REQUIRED TASK 1> Translate this sentence from the jury selection report into Spanish: "Jury selection began in New York City this week for the criminal trial in which former president Donald Trump’s companies face charges for dodging taxes."
REQUIRED TASK 2> Please repeat the jury selection report word for word, starting with "The man said his" and going on through "of the courtroom.".
REQUIRED TASK 3> Pick up the jury selection report after its final sentence and keep writing it.

EXTRACT TO READ>
********

Jury selection began in New York City this week for the criminal trial in which former president Donald Trump’s companies face charges for dodging taxes. Even after the judge in the case dismissed about half of the 130 potential jurors called—many because they made clear that they did not think they could be impartial—the remaining jurors quizzed by attorneys on both sides displayed remarkable antipathy toward the former president.

“I think Mr. Trump has no morals, I think he thinks only of himself. I think he is a criminal. I think he’s done irreparable damage to this country,” one potential juror responded to an attorney for the Trump Organization on Tuesday morning when asked if he had any strong feelings about Trump. 

The man said his belief that Trump has terribly harmed the country was exactly why he could be impartial: “Anything he has done, to do with anything here is trivial compared to all that,” the man said. 

Ultimately, that potential juror was dismissed, but as he gave his assessment of Trump’s character it sent ripples of amusement through the dozens of other prospective jurors waiting their turn to be interrogated by the judge and attorneys and set off a loud clattering of keyboards from the throng of reporters at the back of the courtroom.

********

PROVIDED INFORMATION>
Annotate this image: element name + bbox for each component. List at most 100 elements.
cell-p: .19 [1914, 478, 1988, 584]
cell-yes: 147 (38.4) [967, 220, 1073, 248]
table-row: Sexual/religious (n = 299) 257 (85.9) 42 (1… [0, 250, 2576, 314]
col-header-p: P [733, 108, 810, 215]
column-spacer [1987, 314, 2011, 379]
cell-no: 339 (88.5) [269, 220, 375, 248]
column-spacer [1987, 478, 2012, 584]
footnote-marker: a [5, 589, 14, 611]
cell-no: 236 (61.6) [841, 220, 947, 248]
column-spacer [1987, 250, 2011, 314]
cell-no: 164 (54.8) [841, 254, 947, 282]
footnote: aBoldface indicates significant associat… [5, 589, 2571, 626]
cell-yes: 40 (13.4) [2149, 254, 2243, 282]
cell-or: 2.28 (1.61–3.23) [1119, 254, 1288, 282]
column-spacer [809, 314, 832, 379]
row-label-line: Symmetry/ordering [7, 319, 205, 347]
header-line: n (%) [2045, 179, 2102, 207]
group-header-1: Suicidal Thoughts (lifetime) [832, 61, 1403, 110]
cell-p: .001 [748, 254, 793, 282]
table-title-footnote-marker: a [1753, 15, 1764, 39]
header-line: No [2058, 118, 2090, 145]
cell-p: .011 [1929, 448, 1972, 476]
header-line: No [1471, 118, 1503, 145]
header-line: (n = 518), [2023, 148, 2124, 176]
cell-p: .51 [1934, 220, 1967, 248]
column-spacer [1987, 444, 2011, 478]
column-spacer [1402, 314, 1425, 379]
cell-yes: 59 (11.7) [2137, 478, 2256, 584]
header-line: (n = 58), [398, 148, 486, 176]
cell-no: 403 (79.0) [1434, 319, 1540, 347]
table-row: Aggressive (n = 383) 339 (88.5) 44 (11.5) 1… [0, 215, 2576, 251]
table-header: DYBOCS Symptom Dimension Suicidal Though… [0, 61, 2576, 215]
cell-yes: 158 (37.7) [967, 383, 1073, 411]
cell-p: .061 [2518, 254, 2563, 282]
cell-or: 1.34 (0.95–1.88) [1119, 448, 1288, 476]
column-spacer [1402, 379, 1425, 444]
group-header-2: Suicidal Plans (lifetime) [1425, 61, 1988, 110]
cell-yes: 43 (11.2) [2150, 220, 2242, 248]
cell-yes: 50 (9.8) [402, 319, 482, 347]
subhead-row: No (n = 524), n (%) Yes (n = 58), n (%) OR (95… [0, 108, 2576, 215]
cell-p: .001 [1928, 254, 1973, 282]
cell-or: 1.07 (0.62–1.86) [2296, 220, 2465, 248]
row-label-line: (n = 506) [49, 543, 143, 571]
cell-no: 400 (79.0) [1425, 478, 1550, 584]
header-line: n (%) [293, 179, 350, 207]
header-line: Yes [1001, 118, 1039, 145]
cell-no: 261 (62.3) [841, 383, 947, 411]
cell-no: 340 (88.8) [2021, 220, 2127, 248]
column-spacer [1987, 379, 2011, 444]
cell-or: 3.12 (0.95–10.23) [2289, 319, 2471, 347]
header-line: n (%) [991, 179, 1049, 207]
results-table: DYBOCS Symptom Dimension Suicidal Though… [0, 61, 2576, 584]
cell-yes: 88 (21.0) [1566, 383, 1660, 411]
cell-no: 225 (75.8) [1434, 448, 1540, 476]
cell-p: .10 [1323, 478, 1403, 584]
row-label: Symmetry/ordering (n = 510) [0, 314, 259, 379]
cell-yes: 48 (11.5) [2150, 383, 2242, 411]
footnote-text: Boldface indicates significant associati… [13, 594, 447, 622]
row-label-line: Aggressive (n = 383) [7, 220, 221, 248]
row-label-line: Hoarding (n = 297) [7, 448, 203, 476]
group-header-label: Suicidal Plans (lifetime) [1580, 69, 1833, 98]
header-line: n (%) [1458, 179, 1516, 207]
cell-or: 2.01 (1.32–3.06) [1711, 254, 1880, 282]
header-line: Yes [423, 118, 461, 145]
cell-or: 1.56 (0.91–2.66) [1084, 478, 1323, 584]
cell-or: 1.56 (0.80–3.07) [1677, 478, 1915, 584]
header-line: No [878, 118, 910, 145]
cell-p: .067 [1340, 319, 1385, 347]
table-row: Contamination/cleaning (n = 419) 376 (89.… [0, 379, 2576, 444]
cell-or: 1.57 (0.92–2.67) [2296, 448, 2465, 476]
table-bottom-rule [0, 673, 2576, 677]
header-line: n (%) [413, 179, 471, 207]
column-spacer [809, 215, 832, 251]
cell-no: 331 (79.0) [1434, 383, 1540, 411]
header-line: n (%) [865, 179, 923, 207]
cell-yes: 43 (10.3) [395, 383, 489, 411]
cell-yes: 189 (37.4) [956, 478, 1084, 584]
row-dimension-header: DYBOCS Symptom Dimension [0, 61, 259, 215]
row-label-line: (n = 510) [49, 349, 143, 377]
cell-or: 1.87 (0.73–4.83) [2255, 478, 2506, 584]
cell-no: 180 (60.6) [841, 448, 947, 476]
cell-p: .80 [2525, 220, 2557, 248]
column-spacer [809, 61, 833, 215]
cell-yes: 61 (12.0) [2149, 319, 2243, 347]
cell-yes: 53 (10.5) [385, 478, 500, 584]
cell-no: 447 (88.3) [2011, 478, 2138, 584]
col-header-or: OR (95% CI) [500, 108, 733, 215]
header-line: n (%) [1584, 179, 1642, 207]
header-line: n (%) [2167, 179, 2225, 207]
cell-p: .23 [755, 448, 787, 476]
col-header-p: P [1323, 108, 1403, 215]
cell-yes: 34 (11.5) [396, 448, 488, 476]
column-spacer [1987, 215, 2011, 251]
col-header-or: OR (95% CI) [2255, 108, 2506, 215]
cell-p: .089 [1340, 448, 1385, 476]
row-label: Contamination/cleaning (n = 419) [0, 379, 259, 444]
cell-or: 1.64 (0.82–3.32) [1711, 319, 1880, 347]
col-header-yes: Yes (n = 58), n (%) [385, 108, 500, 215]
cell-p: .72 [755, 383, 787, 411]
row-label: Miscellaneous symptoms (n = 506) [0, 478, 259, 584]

********

TASK ANSWER 1> La selección del jurado comenzó esta semana en la ciudad de Nueva York para el juicio penal en el que las empresas del expresidente Donald Trump enfrentan cargos por evadir impuestos.

TASK ANSWER 2>
The man said his belief that Trump has terribly harmed the country was exactly why he could be impartial: “Anything he has done, to do with anything here is trivial compared to all that,” the man said. 

Ultimately, that potential juror was dismissed, but as he gave his assessment of Trump’s character it sent ripples of amusement through the dozens of other prospective jurors waiting their turn to be interrogated by the judge and attorneys and set off a loud clattering of keyboards from the throng of reporters at the back of the courtroom.

TASK ANSWER 3>
A woman who was also eventually dismissed said that as a native New Yorker, she also had a very poor view of Trump, specifically the way she believes he does business. “Growing up I knew people who worked in Atlantic City who never got paid by him,” she said, going on to list other issues she had with Trump’s companies. “To have that experience, of many companies that he’s been associated with being, in my mind, associated with fraud—but I would set that aside.”

Another person who said she strongly disliked Trump and disagreed with his Supreme Court Justice picks as president still made it onto the jury. No jurors interviewed openly expressed any particular sympathy or affection for Trump, and among jurors who didn’t have something negative to say, Trump at best seemed to elicit boredom.

In total, over the first day and a half of jury selection, a total of seven jurors were picked—11 more are needed to complete the jury and a slate of alternates. The trial itself could start as early as Monday.